▸ Objective:
Transcribe all of the records precisely as they are presented.
-*-*-
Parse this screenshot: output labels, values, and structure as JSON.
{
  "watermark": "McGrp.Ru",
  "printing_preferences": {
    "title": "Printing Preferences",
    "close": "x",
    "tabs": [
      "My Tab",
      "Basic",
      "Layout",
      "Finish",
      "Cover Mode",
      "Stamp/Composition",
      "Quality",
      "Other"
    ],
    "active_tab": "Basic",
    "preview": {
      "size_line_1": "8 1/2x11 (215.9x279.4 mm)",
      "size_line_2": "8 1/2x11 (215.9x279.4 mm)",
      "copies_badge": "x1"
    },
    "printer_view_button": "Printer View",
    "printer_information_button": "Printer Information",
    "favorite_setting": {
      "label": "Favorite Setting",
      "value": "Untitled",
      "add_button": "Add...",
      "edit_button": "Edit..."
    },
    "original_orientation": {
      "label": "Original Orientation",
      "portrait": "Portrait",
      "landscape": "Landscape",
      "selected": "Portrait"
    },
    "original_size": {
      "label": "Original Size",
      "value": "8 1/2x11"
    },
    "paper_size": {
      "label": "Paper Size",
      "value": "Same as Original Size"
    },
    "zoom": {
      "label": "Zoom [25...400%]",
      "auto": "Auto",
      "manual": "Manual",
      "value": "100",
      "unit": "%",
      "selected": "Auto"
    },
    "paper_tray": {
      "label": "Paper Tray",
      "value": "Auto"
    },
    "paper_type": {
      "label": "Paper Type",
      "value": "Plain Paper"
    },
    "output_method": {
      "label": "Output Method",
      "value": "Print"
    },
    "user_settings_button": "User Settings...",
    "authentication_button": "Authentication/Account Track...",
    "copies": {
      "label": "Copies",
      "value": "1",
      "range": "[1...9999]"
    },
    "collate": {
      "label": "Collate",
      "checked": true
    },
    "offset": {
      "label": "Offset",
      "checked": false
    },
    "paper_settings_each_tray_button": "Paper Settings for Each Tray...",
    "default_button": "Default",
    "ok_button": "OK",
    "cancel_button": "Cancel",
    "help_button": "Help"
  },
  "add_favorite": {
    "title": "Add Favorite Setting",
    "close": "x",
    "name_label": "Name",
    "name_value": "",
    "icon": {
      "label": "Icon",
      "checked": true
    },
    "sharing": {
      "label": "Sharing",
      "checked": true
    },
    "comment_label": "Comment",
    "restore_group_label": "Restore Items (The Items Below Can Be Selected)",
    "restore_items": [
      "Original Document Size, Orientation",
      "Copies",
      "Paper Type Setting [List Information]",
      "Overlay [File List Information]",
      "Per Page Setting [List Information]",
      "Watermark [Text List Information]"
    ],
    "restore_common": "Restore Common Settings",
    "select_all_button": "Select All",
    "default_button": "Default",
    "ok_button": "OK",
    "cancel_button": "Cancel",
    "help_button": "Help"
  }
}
-*-*-
▸ Solved problem:
Parse this screenshot: output labels, values, and structure as JSON.
{
  "watermark": "McGrp.Ru",
  "printing_preferences": {
    "title": "Printing Preferences",
    "close": "x",
    "tabs": [
      "My Tab",
      "Basic",
      "Layout",
      "Finish",
      "Cover Mode",
      "Stamp/Composition",
      "Quality",
      "Other"
    ],
    "active_tab": "Basic",
    "preview": {
      "size_line_1": "8 1/2x11 (215.9x279.4 mm)",
      "size_line_2": "8 1/2x11 (215.9x279.4 mm)",
      "copies_badge": "x1"
    },
    "printer_view_button": "Printer View",
    "printer_information_button": "Printer Information",
    "favorite_setting": {
      "label": "Favorite Setting",
      "value": "Untitled",
      "add_button": "Add...",
      "edit_button": "Edit..."
    },
    "original_orientation": {
      "label": "Original Orientation",
      "portrait": "Portrait",
      "landscape": "Landscape",
      "selected": "Portrait"
    },
    "original_size": {
      "label": "Original Size",
      "value": "8 1/2x11"
    },
    "paper_size": {
      "label": "Paper Size",
      "value": "Same as Original Size"
    },
    "zoom": {
      "label": "Zoom [25...400%]",
      "auto": "Auto",
      "manual": "Manual",
      "value": "100",
      "unit": "%",
      "selected": "Auto"
    },
    "paper_tray": {
      "label": "Paper Tray",
      "value": "Auto"
    },
    "paper_type": {
      "label": "Paper Type",
      "value": "Plain Paper"
    },
    "output_method": {
      "label": "Output Method",
      "value": "Print"
    },
    "user_settings_button": "User Settings...",
    "authentication_button": "Authentication/Account Track...",
    "copies": {
      "label": "Copies",
      "value": "1",
      "range": "[1...9999]"
    },
    "collate": {
      "label": "Collate",
      "checked": true
    },
    "offset": {
      "label": "Offset",
      "checked": false
    },
    "paper_settings_each_tray_button": "Paper Settings for Each Tray...",
    "default_button": "Default",
    "ok_button": "OK",
    "cancel_button": "Cancel",
    "help_button": "Help"
  },
  "add_favorite": {
    "title": "Add Favorite Setting",
    "close": "x",
    "name_label": "Name",
    "name_value": "",
    "icon": {
      "label": "Icon",
      "checked": true
    },
    "sharing": {
      "label": "Sharing",
      "checked": true
    },
    "comment_label": "Comment",
    "restore_group_label": "Restore Items (The Items Below Can Be Selected)",
    "restore_items": [
      "Original Document Size, Orientation",
      "Copies",
      "Paper Type Setting [List Information]",
      "Overlay [File List Information]",
      "Per Page Setting [List Information]",
      "Watermark [Text List Information]"
    ],
    "restore_common": "Restore Common Settings",
    "select_all_button": "Select All",
    "default_button": "Default",
    "ok_button": "OK",
    "cancel_button": "Cancel",
    "help_button": "Help"
  }
}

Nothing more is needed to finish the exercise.